■ Aim
Output all records precisely as written.

## Start

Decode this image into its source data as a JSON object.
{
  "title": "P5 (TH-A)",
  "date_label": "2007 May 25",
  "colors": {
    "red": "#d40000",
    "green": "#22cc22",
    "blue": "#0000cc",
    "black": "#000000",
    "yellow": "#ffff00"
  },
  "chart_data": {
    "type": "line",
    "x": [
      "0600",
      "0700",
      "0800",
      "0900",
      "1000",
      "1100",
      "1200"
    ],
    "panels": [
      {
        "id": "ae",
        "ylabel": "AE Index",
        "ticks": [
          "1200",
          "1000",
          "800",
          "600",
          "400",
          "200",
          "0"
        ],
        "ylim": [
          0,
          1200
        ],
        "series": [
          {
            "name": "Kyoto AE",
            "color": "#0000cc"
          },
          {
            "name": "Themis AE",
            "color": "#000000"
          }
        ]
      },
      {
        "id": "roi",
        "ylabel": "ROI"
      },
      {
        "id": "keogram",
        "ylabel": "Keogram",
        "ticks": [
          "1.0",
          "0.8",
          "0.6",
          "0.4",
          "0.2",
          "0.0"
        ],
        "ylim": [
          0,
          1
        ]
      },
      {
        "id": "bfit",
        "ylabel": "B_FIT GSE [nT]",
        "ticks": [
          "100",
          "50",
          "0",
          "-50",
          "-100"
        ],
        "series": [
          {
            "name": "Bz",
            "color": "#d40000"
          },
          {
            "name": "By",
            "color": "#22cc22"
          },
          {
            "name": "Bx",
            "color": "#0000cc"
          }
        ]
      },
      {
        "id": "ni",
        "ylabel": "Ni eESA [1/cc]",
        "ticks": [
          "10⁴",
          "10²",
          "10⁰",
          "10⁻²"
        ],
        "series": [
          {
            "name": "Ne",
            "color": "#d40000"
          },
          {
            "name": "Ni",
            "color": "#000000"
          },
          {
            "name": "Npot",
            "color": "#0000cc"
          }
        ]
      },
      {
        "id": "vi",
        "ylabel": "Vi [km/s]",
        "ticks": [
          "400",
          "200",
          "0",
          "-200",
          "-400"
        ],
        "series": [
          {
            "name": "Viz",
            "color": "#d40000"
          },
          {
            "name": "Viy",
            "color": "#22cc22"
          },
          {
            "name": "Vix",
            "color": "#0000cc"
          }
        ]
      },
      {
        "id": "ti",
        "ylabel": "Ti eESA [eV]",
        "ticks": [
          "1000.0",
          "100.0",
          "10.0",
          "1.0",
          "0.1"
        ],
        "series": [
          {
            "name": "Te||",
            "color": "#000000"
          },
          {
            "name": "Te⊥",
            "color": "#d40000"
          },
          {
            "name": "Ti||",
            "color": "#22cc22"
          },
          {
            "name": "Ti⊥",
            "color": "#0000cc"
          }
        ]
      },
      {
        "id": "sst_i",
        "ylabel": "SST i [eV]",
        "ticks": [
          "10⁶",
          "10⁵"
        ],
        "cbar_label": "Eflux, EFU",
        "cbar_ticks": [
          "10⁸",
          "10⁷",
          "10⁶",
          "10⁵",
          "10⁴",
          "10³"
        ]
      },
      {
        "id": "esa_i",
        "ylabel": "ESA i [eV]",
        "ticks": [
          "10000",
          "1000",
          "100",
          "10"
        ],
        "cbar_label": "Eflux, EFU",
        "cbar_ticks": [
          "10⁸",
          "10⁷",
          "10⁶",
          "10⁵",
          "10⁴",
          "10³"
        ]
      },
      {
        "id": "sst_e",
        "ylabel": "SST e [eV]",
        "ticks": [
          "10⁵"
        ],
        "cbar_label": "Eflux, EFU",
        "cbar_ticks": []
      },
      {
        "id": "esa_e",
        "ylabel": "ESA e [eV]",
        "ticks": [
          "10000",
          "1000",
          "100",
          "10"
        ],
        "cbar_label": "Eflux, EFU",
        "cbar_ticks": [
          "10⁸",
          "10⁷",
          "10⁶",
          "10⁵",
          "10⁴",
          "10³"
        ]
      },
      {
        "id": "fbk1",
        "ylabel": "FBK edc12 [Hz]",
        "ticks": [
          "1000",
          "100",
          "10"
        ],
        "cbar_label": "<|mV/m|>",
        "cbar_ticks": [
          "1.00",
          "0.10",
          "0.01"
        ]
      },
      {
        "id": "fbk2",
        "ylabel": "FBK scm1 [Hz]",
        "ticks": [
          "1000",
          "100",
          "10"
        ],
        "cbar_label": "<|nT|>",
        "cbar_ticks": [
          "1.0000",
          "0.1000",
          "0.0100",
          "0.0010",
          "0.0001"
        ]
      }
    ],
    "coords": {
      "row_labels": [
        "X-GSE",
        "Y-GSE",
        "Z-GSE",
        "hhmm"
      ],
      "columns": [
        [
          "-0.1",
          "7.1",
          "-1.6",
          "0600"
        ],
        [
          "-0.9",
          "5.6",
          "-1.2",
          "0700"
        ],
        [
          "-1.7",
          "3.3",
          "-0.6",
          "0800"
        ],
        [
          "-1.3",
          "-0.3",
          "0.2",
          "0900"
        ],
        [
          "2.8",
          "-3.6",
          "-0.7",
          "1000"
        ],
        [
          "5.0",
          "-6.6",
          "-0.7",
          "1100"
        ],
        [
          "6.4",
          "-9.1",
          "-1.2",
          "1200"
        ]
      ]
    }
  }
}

## End

■ Reply
Decode this image into its source data as a JSON object.
{
  "title": "P5 (TH-A)",
  "date_label": "2007 May 25",
  "colors": {
    "red": "#d40000",
    "green": "#22cc22",
    "blue": "#0000cc",
    "black": "#000000",
    "yellow": "#ffff00"
  },
  "chart_data": {
    "type": "line",
    "x": [
      "0600",
      "0700",
      "0800",
      "0900",
      "1000",
      "1100",
      "1200"
    ],
    "panels": [
      {
        "id": "ae",
        "ylabel": "AE Index",
        "ticks": [
          "1200",
          "1000",
          "800",
          "600",
          "400",
          "200",
          "0"
        ],
        "ylim": [
          0,
          1200
        ],
        "series": [
          {
            "name": "Kyoto AE",
            "color": "#0000cc"
          },
          {
            "name": "Themis AE",
            "color": "#000000"
          }
        ]
      },
      {
        "id": "roi",
        "ylabel": "ROI"
      },
      {
        "id": "keogram",
        "ylabel": "Keogram",
        "ticks": [
          "1.0",
          "0.8",
          "0.6",
          "0.4",
          "0.2",
          "0.0"
        ],
        "ylim": [
          0,
          1
        ]
      },
      {
        "id": "bfit",
        "ylabel": "B_FIT GSE [nT]",
        "ticks": [
          "100",
          "50",
          "0",
          "-50",
          "-100"
        ],
        "series": [
          {
            "name": "Bz",
            "color": "#d40000"
          },
          {
            "name": "By",
            "color": "#22cc22"
          },
          {
            "name": "Bx",
            "color": "#0000cc"
          }
        ]
      },
      {
        "id": "ni",
        "ylabel": "Ni eESA [1/cc]",
        "ticks": [
          "10⁴",
          "10²",
          "10⁰",
          "10⁻²"
        ],
        "series": [
          {
            "name": "Ne",
            "color": "#d40000"
          },
          {
            "name": "Ni",
            "color": "#000000"
          },
          {
            "name": "Npot",
            "color": "#0000cc"
          }
        ]
      },
      {
        "id": "vi",
        "ylabel": "Vi [km/s]",
        "ticks": [
          "400",
          "200",
          "0",
          "-200",
          "-400"
        ],
        "series": [
          {
            "name": "Viz",
            "color": "#d40000"
          },
          {
            "name": "Viy",
            "color": "#22cc22"
          },
          {
            "name": "Vix",
            "color": "#0000cc"
          }
        ]
      },
      {
        "id": "ti",
        "ylabel": "Ti eESA [eV]",
        "ticks": [
          "1000.0",
          "100.0",
          "10.0",
          "1.0",
          "0.1"
        ],
        "series": [
          {
            "name": "Te||",
            "color": "#000000"
          },
          {
            "name": "Te⊥",
            "color": "#d40000"
          },
          {
            "name": "Ti||",
            "color": "#22cc22"
          },
          {
            "name": "Ti⊥",
            "color": "#0000cc"
          }
        ]
      },
      {
        "id": "sst_i",
        "ylabel": "SST i [eV]",
        "ticks": [
          "10⁶",
          "10⁵"
        ],
        "cbar_label": "Eflux, EFU",
        "cbar_ticks": [
          "10⁸",
          "10⁷",
          "10⁶",
          "10⁵",
          "10⁴",
          "10³"
        ]
      },
      {
        "id": "esa_i",
        "ylabel": "ESA i [eV]",
        "ticks": [
          "10000",
          "1000",
          "100",
          "10"
        ],
        "cbar_label": "Eflux, EFU",
        "cbar_ticks": [
          "10⁸",
          "10⁷",
          "10⁶",
          "10⁵",
          "10⁴",
          "10³"
        ]
      },
      {
        "id": "sst_e",
        "ylabel": "SST e [eV]",
        "ticks": [
          "10⁵"
        ],
        "cbar_label": "Eflux, EFU",
        "cbar_ticks": []
      },
      {
        "id": "esa_e",
        "ylabel": "ESA e [eV]",
        "ticks": [
          "10000",
          "1000",
          "100",
          "10"
        ],
        "cbar_label": "Eflux, EFU",
        "cbar_ticks": [
          "10⁸",
          "10⁷",
          "10⁶",
          "10⁵",
          "10⁴",
          "10³"
        ]
      },
      {
        "id": "fbk1",
        "ylabel": "FBK edc12 [Hz]",
        "ticks": [
          "1000",
          "100",
          "10"
        ],
        "cbar_label": "<|mV/m|>",
        "cbar_ticks": [
          "1.00",
          "0.10",
          "0.01"
        ]
      },
      {
        "id": "fbk2",
        "ylabel": "FBK scm1 [Hz]",
        "ticks": [
          "1000",
          "100",
          "10"
        ],
        "cbar_label": "<|nT|>",
        "cbar_ticks": [
          "1.0000",
          "0.1000",
          "0.0100",
          "0.0010",
          "0.0001"
        ]
      }
    ],
    "coords": {
      "row_labels": [
        "X-GSE",
        "Y-GSE",
        "Z-GSE",
        "hhmm"
      ],
      "columns": [
        [
          "-0.1",
          "7.1",
          "-1.6",
          "0600"
        ],
        [
          "-0.9",
          "5.6",
          "-1.2",
          "0700"
        ],
        [
          "-1.7",
          "3.3",
          "-0.6",
          "0800"
        ],
        [
          "-1.3",
          "-0.3",
          "0.2",
          "0900"
        ],
        [
          "2.8",
          "-3.6",
          "-0.7",
          "1000"
        ],
        [
          "5.0",
          "-6.6",
          "-0.7",
          "1100"
        ],
        [
          "6.4",
          "-9.1",
          "-1.2",
          "1200"
        ]
      ]
    }
  }
}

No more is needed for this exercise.